§ **Document**
┏━━
Juste avant d’ajouter la peinture colorée, qui donne toute cette énergie à la carrosserie du véhicule, les deux frères esquissent à la craie les contours de leurs dessins. Sont représentés, des pommes, des ananas ou encore des palmiers… Tout simplement parce que « ici on mange beaucoup de fruits », plaisante Neyoo. La tête de cheval, présente sur presque tous les cars de Dakar symboliserait le devoir de mémoire pour ceux qui ont fait la guerre. La multitude d’ornements des cars rapides n’a rien d’un hasard, elle représente toute une culture. Tous différents par le coup de pinceau de leur artiste, dans la généralité les cars rapides se ressemblent tout de même.

Originaires de Sangalkam, Neyoo et Amadou ont choisi un métier qui leur plaît. « Là bas, dans mon village, j’étais mécanicien de tracteur, mais je n’était pas décidé à faire cela toute ma vie. Alors je suis venu à Dakar en 1999, pour exercer mon art. Mon frère, qui est arrivé en 1994, et mon père m’ont tout appris », confie Neyoo. Aujourd’hui, les frères Diallo sont sollicités pour égayer la carrosserie des cars, mais aussi celle des taxis, des panneaux publicitaires ou encore du mobilier de maison.

« L’âme du Sénégal »
┗━━
§ **Données fournies**
┏━━
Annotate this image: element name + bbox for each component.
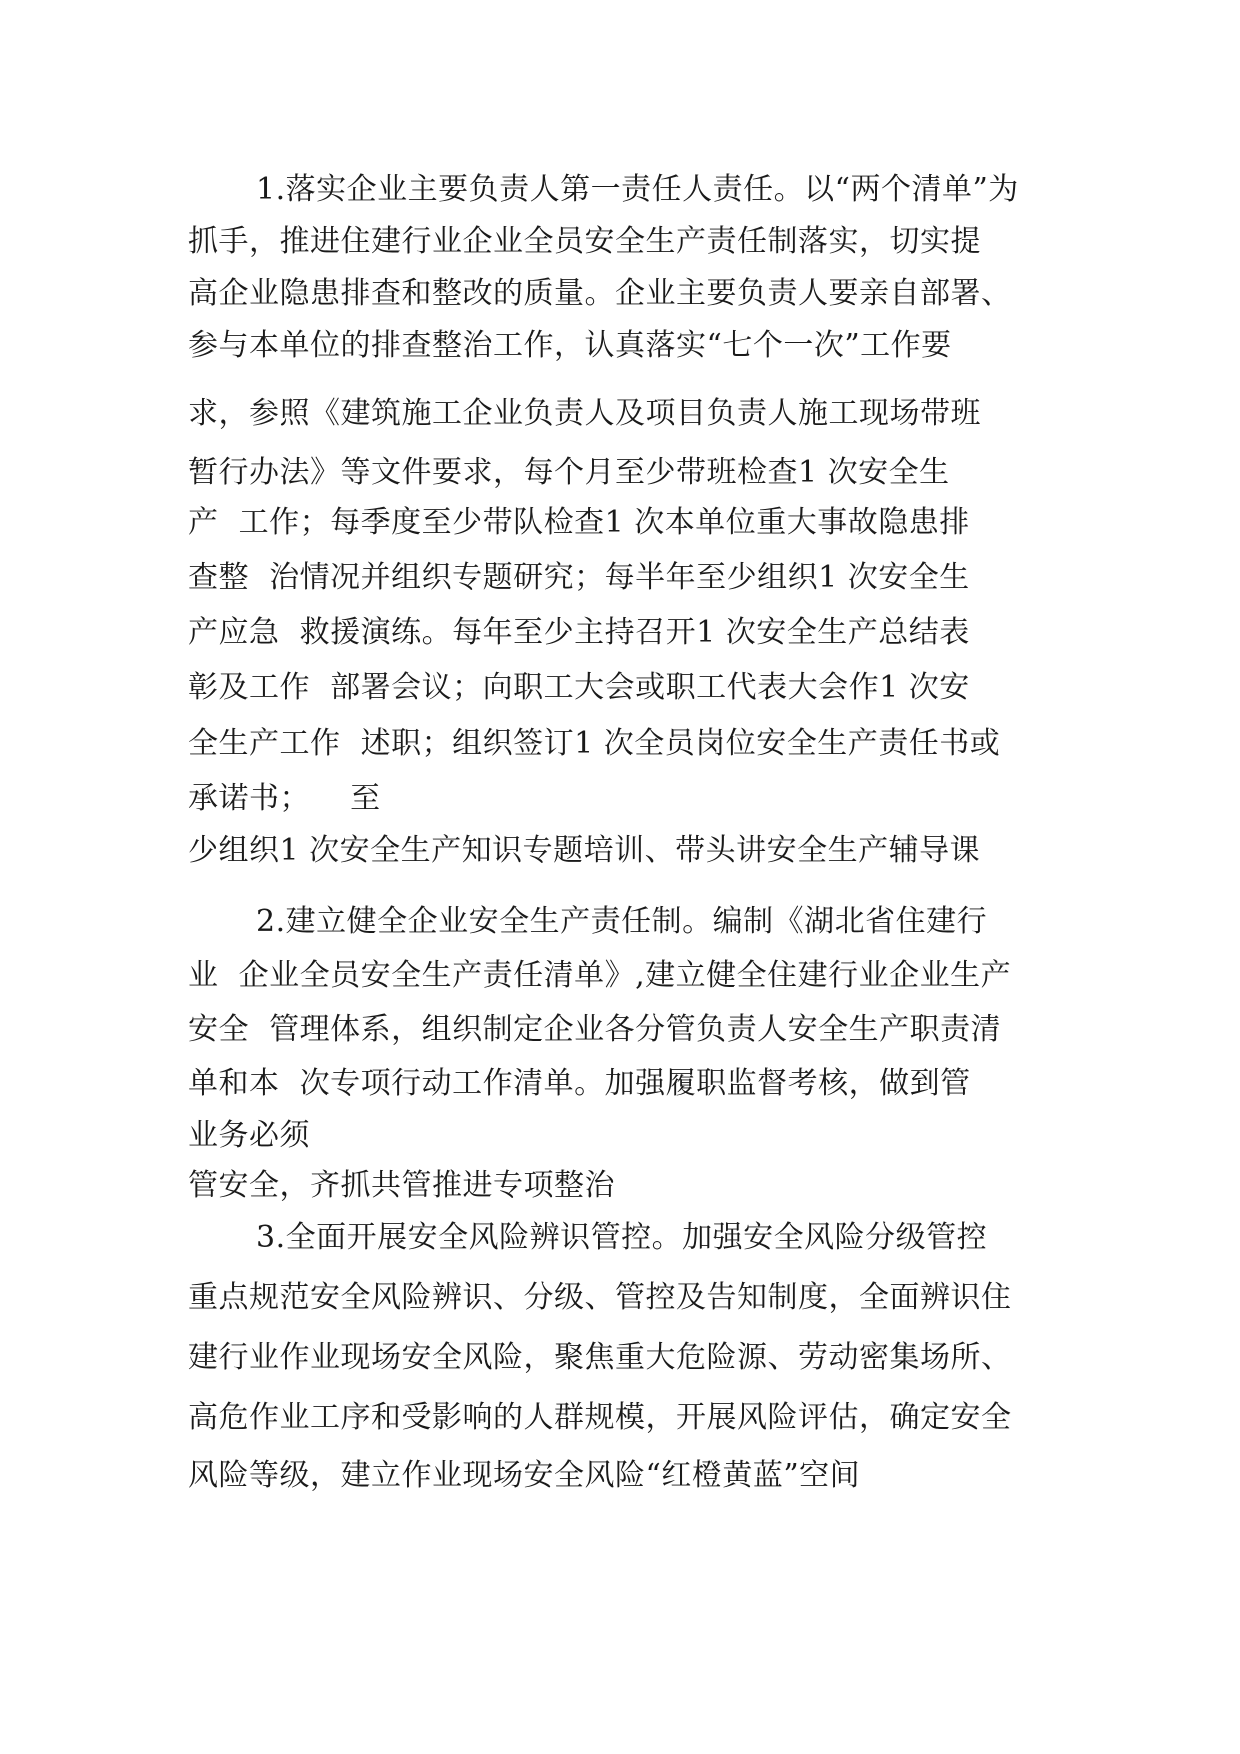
┗━━
§ **Consigne**
Recopiez à l'identique le passage du document sur les cars rapides de Dakar compris entre « Originaires de Sangalkam, Neyoo » et « mobilier de maison. », bornes incluses. Appuyez-vous uniquement sur le document.

§ **Réponse**
Originaires de Sangalkam, Neyoo et Amadou ont choisi un métier qui leur plaît. « Là bas, dans mon village, j’étais mécanicien de tracteur, mais je n’était pas décidé à faire cela toute ma vie. Alors je suis venu à Dakar en 1999, pour exercer mon art. Mon frère, qui est arrivé en 1994, et mon père m’ont tout appris », confie Neyoo. Aujourd’hui, les frères Diallo sont sollicités pour égayer la carrosserie des cars, mais aussi celle des taxis, des panneaux publicitaires ou encore du mobilier de maison.